━━ Records for processing ━━

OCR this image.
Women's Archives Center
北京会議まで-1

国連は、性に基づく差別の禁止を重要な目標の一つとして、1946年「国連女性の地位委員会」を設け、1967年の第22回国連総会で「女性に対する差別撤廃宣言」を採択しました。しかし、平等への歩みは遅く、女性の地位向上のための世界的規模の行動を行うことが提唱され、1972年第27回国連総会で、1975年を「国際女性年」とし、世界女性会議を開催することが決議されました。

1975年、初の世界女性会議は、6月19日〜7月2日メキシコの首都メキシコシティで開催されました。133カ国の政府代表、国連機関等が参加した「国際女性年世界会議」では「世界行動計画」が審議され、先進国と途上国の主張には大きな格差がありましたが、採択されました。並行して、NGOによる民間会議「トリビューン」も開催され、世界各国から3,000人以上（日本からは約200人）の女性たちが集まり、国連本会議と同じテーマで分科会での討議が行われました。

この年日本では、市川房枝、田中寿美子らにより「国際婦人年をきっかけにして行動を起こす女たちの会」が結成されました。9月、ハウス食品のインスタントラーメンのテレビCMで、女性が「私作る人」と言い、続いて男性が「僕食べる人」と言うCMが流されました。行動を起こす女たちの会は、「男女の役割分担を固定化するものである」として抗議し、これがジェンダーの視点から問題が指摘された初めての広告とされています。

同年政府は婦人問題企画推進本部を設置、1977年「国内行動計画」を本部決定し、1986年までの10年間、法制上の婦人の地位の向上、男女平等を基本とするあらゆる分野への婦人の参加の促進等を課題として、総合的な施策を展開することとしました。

━━━
━━ Records for processing ━━

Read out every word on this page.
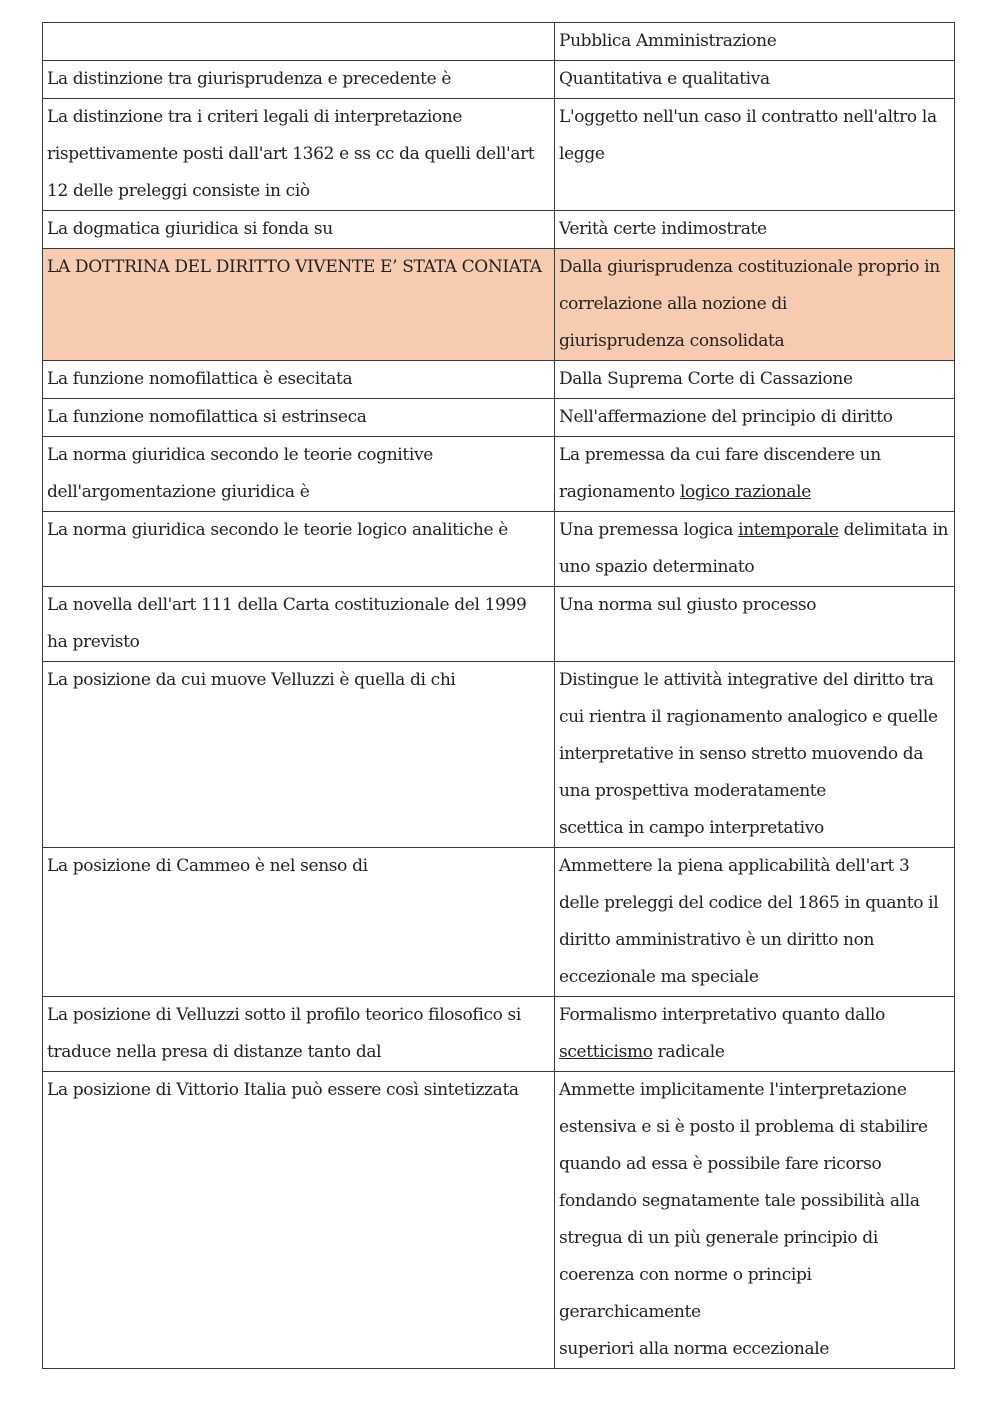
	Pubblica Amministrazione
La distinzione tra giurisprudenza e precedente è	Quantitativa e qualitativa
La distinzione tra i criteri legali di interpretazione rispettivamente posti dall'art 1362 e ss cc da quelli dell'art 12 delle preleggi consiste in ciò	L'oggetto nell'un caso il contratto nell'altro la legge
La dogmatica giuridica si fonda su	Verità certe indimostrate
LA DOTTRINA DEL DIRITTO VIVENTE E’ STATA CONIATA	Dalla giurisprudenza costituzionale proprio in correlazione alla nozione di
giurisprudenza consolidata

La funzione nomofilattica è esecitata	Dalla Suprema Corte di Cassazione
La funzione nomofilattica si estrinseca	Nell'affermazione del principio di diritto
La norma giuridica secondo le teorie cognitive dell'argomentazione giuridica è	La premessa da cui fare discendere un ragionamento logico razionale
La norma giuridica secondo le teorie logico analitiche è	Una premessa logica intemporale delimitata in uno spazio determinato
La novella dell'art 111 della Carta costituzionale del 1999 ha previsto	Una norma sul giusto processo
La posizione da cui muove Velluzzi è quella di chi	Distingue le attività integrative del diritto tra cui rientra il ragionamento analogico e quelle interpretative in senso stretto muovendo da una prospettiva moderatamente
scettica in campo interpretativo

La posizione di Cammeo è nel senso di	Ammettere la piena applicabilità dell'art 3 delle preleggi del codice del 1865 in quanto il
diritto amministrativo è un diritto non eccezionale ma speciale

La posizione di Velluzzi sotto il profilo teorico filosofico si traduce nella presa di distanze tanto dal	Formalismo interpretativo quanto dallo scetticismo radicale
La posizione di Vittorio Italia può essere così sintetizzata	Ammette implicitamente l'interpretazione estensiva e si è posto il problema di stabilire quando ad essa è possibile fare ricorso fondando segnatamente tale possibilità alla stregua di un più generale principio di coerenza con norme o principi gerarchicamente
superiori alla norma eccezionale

━━━
━━ Records for processing ━━

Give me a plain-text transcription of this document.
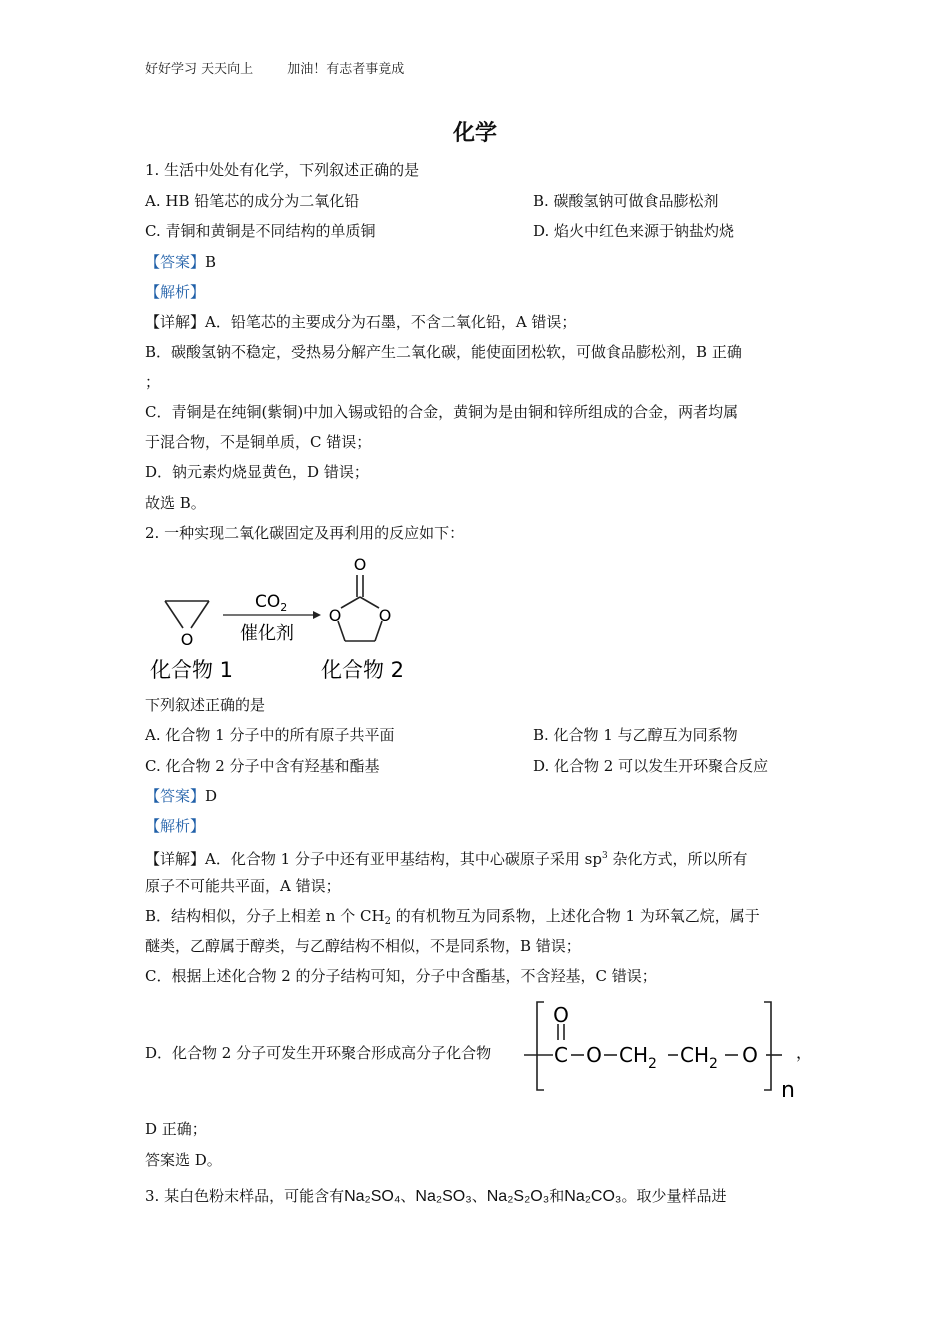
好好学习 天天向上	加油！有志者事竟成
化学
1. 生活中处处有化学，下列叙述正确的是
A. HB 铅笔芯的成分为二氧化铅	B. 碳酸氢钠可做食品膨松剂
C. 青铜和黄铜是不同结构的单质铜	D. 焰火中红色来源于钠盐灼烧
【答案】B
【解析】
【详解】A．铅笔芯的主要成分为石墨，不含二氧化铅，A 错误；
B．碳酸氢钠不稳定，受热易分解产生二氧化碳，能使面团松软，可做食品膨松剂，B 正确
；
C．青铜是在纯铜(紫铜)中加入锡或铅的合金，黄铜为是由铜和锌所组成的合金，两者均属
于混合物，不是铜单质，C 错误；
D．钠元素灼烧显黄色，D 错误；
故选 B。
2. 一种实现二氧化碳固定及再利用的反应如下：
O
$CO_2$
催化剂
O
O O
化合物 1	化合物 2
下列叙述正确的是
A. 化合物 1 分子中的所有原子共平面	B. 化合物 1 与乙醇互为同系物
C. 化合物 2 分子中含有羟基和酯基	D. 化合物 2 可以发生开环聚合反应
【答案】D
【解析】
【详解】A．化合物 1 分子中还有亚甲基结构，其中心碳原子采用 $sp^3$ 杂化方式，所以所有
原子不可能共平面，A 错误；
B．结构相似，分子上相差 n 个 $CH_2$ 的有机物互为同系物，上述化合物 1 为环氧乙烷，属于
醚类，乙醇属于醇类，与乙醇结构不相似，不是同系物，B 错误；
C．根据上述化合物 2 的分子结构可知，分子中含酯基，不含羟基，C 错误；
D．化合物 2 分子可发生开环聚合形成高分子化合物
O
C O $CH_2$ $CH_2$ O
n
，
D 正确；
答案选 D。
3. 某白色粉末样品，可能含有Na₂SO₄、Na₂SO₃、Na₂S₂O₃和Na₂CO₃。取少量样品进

━━━

Look through the listing and extract every line with "dell" in it.

Solution –
La distinzione tra i criteri legali di interpretazione rispettivamente posti dall'art 1362 e ss cc da quelli dell'art 12 delle preleggi consiste in ciò	L'oggetto nell'un caso il contratto nell'altro la legge
La norma giuridica secondo le teorie cognitive dell'argomentazione giuridica è	La premessa da cui fare discendere un ragionamento logico razionale
La novella dell'art 111 della Carta costituzionale del 1999 ha previsto	Una norma sul giusto processo
La posizione di Cammeo è nel senso di	Ammettere la piena applicabilità dell'art 3 delle preleggi del codice del 1865 in quanto il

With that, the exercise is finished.